┌──

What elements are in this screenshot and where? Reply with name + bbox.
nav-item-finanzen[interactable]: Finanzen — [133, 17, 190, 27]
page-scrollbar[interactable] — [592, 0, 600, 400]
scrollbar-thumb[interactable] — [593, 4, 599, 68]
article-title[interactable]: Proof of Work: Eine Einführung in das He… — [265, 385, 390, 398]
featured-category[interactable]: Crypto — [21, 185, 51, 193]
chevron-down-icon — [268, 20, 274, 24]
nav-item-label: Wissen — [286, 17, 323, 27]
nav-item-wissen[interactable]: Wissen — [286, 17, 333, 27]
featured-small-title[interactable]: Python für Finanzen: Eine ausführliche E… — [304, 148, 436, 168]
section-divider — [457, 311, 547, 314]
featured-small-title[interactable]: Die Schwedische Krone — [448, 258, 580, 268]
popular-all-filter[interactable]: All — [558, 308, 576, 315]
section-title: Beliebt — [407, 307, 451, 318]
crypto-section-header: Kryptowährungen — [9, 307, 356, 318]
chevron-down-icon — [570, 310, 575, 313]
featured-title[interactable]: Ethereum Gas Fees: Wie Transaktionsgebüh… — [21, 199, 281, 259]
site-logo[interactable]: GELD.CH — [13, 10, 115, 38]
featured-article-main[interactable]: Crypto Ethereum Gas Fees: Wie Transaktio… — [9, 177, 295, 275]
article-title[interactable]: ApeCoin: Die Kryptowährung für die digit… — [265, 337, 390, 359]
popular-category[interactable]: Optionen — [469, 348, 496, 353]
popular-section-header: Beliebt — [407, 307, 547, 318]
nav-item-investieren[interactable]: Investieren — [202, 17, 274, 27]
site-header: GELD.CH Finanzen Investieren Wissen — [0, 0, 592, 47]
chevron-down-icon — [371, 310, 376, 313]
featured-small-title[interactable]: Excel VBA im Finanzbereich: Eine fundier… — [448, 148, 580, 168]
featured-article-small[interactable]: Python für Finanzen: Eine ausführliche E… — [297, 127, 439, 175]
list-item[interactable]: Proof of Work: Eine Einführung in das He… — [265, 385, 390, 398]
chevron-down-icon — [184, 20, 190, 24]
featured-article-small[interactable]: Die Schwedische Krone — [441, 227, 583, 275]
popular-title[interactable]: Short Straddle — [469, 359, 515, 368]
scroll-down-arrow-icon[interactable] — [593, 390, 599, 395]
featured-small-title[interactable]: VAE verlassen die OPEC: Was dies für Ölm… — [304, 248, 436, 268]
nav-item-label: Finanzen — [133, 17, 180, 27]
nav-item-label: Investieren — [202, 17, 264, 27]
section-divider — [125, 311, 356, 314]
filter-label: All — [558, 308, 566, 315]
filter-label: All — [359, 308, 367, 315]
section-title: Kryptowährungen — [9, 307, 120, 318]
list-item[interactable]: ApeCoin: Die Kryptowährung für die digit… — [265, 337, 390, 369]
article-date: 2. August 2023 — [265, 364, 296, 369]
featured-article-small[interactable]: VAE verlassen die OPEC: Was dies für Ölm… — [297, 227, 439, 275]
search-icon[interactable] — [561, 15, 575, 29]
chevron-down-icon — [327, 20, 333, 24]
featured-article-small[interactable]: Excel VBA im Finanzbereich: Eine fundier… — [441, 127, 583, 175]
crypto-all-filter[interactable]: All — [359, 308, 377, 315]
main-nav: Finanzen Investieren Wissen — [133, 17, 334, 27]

└──

**YOUR INSTRUCTIONS**
Could you copy out all of the rows above verbatim, without changing a single character?

**WORKED ANSWER**
What elements are in this screenshot and where? Reply with name + bbox.
nav-item-finanzen[interactable]: Finanzen — [133, 17, 190, 27]
page-scrollbar[interactable] — [592, 0, 600, 400]
scrollbar-thumb[interactable] — [593, 4, 599, 68]
article-title[interactable]: Proof of Work: Eine Einführung in das He… — [265, 385, 390, 398]
featured-category[interactable]: Crypto — [21, 185, 51, 193]
chevron-down-icon — [268, 20, 274, 24]
nav-item-label: Wissen — [286, 17, 323, 27]
nav-item-wissen[interactable]: Wissen — [286, 17, 333, 27]
featured-small-title[interactable]: Python für Finanzen: Eine ausführliche E… — [304, 148, 436, 168]
section-divider — [457, 311, 547, 314]
featured-small-title[interactable]: Die Schwedische Krone — [448, 258, 580, 268]
popular-all-filter[interactable]: All — [558, 308, 576, 315]
section-title: Beliebt — [407, 307, 451, 318]
crypto-section-header: Kryptowährungen — [9, 307, 356, 318]
chevron-down-icon — [570, 310, 575, 313]
featured-title[interactable]: Ethereum Gas Fees: Wie Transaktionsgebüh… — [21, 199, 281, 259]
site-logo[interactable]: GELD.CH — [13, 10, 115, 38]
featured-article-main[interactable]: Crypto Ethereum Gas Fees: Wie Transaktio… — [9, 177, 295, 275]
article-title[interactable]: ApeCoin: Die Kryptowährung für die digit… — [265, 337, 390, 359]
popular-category[interactable]: Optionen — [469, 348, 496, 353]
popular-section-header: Beliebt — [407, 307, 547, 318]
nav-item-investieren[interactable]: Investieren — [202, 17, 274, 27]
site-header: GELD.CH Finanzen Investieren Wissen — [0, 0, 592, 47]
chevron-down-icon — [371, 310, 376, 313]
featured-small-title[interactable]: Excel VBA im Finanzbereich: Eine fundier… — [448, 148, 580, 168]
featured-article-small[interactable]: Python für Finanzen: Eine ausführliche E… — [297, 127, 439, 175]
list-item[interactable]: Proof of Work: Eine Einführung in das He… — [265, 385, 390, 398]
chevron-down-icon — [184, 20, 190, 24]
featured-article-small[interactable]: Die Schwedische Krone — [441, 227, 583, 275]
popular-title[interactable]: Short Straddle — [469, 359, 515, 368]
scroll-down-arrow-icon[interactable] — [593, 390, 599, 395]
featured-small-title[interactable]: VAE verlassen die OPEC: Was dies für Ölm… — [304, 248, 436, 268]
nav-item-label: Finanzen — [133, 17, 180, 27]
nav-item-label: Investieren — [202, 17, 264, 27]
section-divider — [125, 311, 356, 314]
filter-label: All — [558, 308, 566, 315]
filter-label: All — [359, 308, 367, 315]
section-title: Kryptowährungen — [9, 307, 120, 318]
list-item[interactable]: ApeCoin: Die Kryptowährung für die digit… — [265, 337, 390, 369]
article-date: 2. August 2023 — [265, 364, 296, 369]
featured-article-small[interactable]: VAE verlassen die OPEC: Was dies für Ölm… — [297, 227, 439, 275]
search-icon[interactable] — [561, 15, 575, 29]
chevron-down-icon — [327, 20, 333, 24]
featured-article-small[interactable]: Excel VBA im Finanzbereich: Eine fundier… — [441, 127, 583, 175]
crypto-all-filter[interactable]: All — [359, 308, 377, 315]
main-nav: Finanzen Investieren Wissen — [133, 17, 334, 27]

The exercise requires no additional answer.